> **EXERCISE REQUIREMENTS**
Give the number of lines holding the string "在这里我首先给所有的领导拜个早年" and nothing more.

> **ITEMS**
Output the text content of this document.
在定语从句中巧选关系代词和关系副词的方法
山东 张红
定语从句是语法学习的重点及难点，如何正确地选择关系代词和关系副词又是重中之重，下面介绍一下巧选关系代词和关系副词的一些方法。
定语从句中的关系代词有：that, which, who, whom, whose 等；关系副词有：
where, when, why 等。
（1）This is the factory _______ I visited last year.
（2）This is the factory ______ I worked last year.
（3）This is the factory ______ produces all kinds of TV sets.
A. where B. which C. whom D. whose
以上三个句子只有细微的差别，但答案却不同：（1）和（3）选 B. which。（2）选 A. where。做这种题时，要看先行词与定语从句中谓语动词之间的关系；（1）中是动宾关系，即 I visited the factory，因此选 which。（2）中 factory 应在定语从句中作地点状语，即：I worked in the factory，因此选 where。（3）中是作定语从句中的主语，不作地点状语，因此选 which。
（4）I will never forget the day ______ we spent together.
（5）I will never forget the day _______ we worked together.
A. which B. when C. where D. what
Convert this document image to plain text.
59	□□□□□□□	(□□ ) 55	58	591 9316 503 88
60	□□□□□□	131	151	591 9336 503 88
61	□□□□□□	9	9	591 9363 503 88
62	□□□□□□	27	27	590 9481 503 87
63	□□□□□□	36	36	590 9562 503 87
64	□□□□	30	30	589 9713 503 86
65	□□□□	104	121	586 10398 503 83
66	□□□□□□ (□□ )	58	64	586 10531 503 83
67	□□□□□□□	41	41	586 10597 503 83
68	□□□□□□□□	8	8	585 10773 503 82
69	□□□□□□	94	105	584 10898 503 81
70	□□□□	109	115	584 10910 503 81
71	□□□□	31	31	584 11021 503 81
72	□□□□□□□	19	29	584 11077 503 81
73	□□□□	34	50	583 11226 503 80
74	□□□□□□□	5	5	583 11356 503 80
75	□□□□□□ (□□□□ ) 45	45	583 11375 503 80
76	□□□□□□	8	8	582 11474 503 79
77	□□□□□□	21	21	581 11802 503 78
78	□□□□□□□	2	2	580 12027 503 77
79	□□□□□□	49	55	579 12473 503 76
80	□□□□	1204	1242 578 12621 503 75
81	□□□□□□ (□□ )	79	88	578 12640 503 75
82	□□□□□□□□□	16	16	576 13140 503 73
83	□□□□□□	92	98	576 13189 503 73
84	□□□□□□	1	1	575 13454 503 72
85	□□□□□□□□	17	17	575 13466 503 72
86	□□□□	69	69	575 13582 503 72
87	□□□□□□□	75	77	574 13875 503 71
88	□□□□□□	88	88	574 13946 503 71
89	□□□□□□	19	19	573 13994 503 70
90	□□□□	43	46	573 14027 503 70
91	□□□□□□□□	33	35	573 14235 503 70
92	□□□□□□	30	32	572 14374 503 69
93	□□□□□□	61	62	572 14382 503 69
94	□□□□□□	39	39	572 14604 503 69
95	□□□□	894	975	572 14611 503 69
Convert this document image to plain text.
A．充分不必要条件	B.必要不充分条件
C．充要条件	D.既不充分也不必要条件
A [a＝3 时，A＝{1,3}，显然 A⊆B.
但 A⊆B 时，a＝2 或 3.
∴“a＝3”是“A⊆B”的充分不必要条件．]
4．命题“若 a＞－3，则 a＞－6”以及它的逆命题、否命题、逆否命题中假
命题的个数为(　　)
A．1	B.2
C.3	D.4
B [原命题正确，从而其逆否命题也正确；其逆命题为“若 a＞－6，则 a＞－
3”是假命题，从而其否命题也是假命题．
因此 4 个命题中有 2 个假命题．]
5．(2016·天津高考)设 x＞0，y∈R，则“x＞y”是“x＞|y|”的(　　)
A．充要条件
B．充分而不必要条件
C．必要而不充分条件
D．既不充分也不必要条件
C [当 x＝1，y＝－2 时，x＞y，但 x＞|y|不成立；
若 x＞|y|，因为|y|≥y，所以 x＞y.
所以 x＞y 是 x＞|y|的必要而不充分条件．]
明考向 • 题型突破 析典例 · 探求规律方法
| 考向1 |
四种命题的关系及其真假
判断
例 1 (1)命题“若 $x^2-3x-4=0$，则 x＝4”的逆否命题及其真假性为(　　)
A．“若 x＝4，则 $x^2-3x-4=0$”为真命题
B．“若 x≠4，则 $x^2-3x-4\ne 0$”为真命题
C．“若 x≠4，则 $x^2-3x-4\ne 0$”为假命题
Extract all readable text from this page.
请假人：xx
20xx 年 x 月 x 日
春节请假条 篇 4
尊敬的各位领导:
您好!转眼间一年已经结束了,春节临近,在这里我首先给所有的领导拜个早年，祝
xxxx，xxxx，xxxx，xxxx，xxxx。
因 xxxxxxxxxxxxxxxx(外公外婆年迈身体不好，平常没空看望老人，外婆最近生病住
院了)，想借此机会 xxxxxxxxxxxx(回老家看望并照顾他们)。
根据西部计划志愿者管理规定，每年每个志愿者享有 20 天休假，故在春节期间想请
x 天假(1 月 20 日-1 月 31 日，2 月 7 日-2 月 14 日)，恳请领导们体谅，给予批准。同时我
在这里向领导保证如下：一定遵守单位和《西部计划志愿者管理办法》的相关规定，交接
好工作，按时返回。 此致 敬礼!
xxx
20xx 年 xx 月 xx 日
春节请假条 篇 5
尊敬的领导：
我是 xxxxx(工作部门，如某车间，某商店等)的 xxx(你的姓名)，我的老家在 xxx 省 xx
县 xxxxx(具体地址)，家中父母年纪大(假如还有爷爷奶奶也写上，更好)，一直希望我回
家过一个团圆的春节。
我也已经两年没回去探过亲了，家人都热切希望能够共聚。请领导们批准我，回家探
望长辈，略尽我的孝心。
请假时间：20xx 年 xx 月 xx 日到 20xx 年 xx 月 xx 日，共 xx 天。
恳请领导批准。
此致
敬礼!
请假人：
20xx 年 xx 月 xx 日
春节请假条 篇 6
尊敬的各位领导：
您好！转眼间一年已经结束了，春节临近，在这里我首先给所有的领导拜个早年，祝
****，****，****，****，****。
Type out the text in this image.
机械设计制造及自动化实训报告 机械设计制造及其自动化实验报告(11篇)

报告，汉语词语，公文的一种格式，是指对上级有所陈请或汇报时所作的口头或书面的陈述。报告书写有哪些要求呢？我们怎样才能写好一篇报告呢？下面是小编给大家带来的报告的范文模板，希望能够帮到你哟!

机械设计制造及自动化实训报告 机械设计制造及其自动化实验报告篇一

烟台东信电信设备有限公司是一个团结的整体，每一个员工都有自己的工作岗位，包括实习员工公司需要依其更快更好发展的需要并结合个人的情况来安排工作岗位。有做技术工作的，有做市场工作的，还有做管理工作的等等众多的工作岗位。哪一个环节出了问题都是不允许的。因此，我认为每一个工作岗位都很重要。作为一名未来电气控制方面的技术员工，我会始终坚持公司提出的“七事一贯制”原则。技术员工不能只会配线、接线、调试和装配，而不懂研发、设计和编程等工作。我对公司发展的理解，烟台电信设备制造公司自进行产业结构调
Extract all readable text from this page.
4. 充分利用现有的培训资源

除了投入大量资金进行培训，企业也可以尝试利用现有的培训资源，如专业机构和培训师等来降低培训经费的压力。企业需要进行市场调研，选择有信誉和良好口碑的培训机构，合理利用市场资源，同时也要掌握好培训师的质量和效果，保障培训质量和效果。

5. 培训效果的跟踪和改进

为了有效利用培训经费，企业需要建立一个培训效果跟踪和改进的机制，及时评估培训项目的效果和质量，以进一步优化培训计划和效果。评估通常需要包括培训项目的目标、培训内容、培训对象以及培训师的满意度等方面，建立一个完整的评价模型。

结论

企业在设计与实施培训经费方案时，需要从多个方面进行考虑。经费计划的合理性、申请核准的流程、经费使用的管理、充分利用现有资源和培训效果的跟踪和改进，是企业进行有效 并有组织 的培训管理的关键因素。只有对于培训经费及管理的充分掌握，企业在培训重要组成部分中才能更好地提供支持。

> **THE OUTPUT**
2